### Exercise
From the entries below, gather each line containing the word "Copy".

** start of Stored rows **

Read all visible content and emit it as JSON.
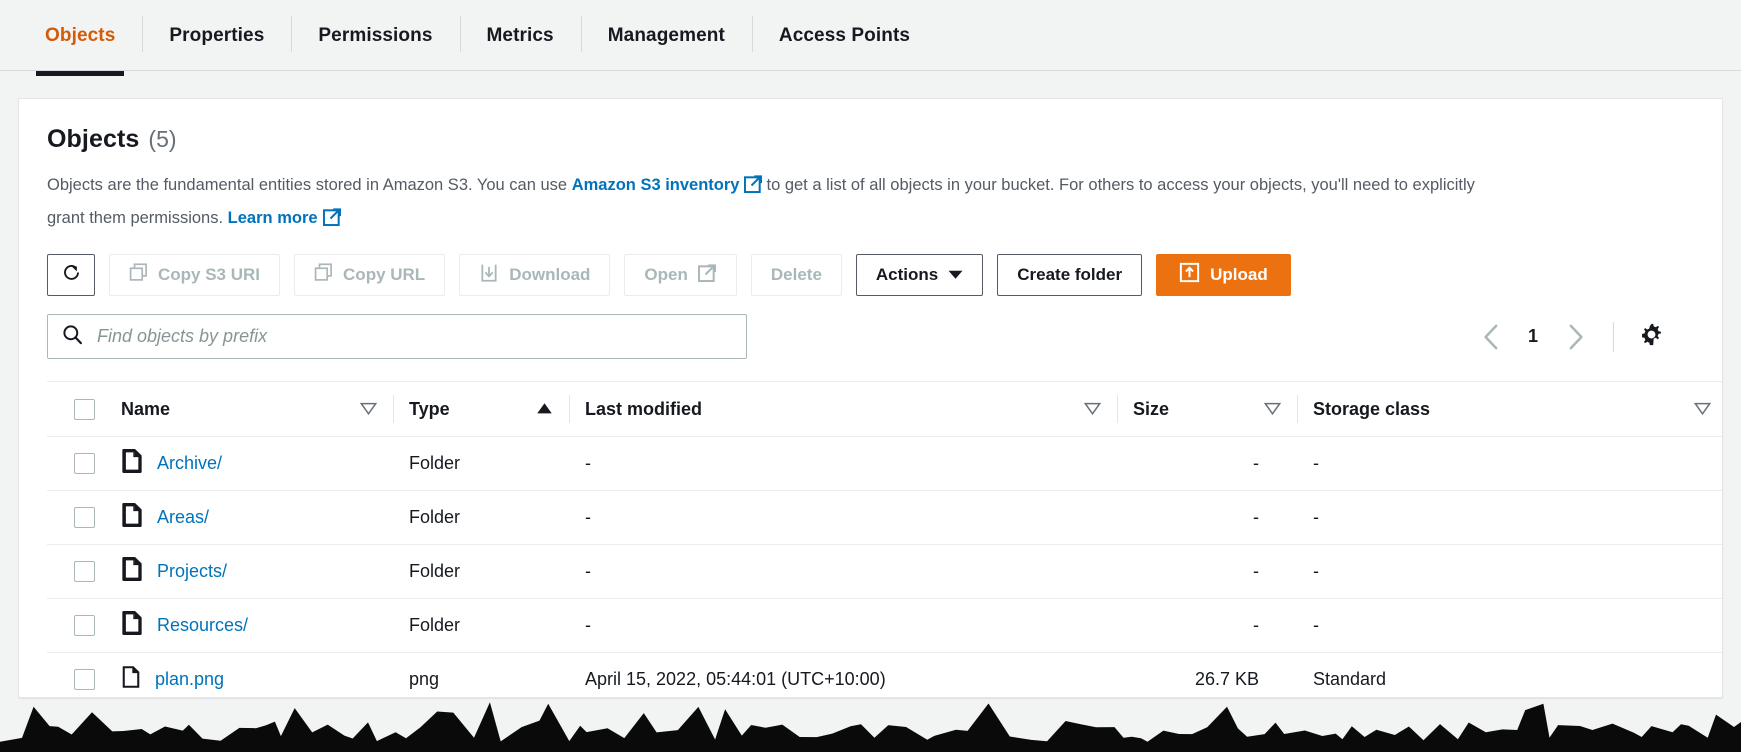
{
  "tabs": [
    {
      "label": "Objects",
      "active": true
    },
    {
      "label": "Properties",
      "active": false
    },
    {
      "label": "Permissions",
      "active": false
    },
    {
      "label": "Metrics",
      "active": false
    },
    {
      "label": "Management",
      "active": false
    },
    {
      "label": "Access Points",
      "active": false
    }
  ],
  "panel": {
    "title": "Objects",
    "count": "(5)",
    "description_part1": "Objects are the fundamental entities stored in Amazon S3. You can use",
    "inventory_link": "Amazon S3 inventory",
    "description_part2": "to get a list of all objects in your bucket. For others to access your objects, you'll need to explicitly grant them permissions.",
    "learn_more_link": "Learn more"
  },
  "toolbar": {
    "refresh_label": "refresh-icon",
    "copy_s3_uri": "Copy S3 URI",
    "copy_url": "Copy URL",
    "download": "Download",
    "open": "Open",
    "delete": "Delete",
    "actions": "Actions",
    "create_folder": "Create folder",
    "upload": "Upload"
  },
  "search": {
    "placeholder": "Find objects by prefix",
    "value": ""
  },
  "pagination": {
    "prev": "‹",
    "page": "1",
    "next": "›"
  },
  "table": {
    "columns": [
      {
        "label": "Name",
        "sort": "none"
      },
      {
        "label": "Type",
        "sort": "asc"
      },
      {
        "label": "Last modified",
        "sort": "none"
      },
      {
        "label": "Size",
        "sort": "none"
      },
      {
        "label": "Storage class",
        "sort": "none"
      }
    ],
    "rows": [
      {
        "icon": "folder-icon",
        "name": "Archive/",
        "type": "Folder",
        "last_modified": "-",
        "size": "-",
        "storage_class": "-"
      },
      {
        "icon": "folder-icon",
        "name": "Areas/",
        "type": "Folder",
        "last_modified": "-",
        "size": "-",
        "storage_class": "-"
      },
      {
        "icon": "folder-icon",
        "name": "Projects/",
        "type": "Folder",
        "last_modified": "-",
        "size": "-",
        "storage_class": "-"
      },
      {
        "icon": "folder-icon",
        "name": "Resources/",
        "type": "Folder",
        "last_modified": "-",
        "size": "-",
        "storage_class": "-"
      },
      {
        "icon": "file-icon",
        "name": "plan.png",
        "type": "png",
        "last_modified": "April 15, 2022, 05:44:01 (UTC+10:00)",
        "size": "26.7 KB",
        "storage_class": "Standard"
      }
    ]
  },
  "colors": {
    "accent_orange": "#ec7211",
    "active_tab_text": "#d45b07",
    "link_blue": "#0073bb",
    "page_bg": "#f2f3f3",
    "text_dark": "#16191f",
    "text_muted": "#545b64",
    "disabled": "#aab7b8"
  }
}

** end of Stored rows **

### Exercise result
    "copy_s3_uri": "Copy S3 URI",
    "copy_url": "Copy URL",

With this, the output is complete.